GOAL
Reproduce the records. Keep every word exact and include no images.

(Extracted data entries)
══════
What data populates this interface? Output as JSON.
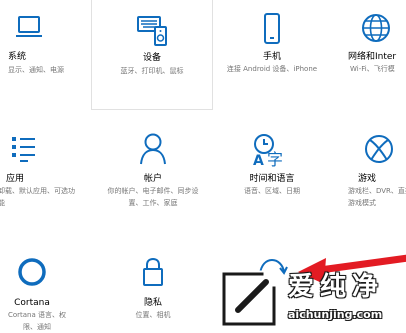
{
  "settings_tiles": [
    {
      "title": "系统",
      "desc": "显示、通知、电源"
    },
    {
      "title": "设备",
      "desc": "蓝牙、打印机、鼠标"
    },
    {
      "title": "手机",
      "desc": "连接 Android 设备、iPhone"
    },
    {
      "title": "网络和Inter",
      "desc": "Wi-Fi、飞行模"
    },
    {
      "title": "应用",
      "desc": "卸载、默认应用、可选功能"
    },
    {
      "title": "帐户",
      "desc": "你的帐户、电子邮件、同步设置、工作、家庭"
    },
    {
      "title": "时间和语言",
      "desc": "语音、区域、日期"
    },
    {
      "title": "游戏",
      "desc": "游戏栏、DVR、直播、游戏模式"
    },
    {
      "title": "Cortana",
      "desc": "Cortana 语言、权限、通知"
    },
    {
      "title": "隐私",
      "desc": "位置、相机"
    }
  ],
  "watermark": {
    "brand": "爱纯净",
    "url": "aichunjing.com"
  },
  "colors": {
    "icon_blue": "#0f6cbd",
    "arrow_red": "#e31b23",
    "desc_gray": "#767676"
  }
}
══════
PROBLEM SOLUTION
What data populates this interface? Output as JSON.
{
  "settings_tiles": [
    {
      "title": "系统",
      "desc": "显示、通知、电源"
    },
    {
      "title": "设备",
      "desc": "蓝牙、打印机、鼠标"
    },
    {
      "title": "手机",
      "desc": "连接 Android 设备、iPhone"
    },
    {
      "title": "网络和Inter",
      "desc": "Wi-Fi、飞行模"
    },
    {
      "title": "应用",
      "desc": "卸载、默认应用、可选功能"
    },
    {
      "title": "帐户",
      "desc": "你的帐户、电子邮件、同步设置、工作、家庭"
    },
    {
      "title": "时间和语言",
      "desc": "语音、区域、日期"
    },
    {
      "title": "游戏",
      "desc": "游戏栏、DVR、直播、游戏模式"
    },
    {
      "title": "Cortana",
      "desc": "Cortana 语言、权限、通知"
    },
    {
      "title": "隐私",
      "desc": "位置、相机"
    }
  ],
  "watermark": {
    "brand": "爱纯净",
    "url": "aichunjing.com"
  },
  "colors": {
    "icon_blue": "#0f6cbd",
    "arrow_red": "#e31b23",
    "desc_gray": "#767676"
  }
}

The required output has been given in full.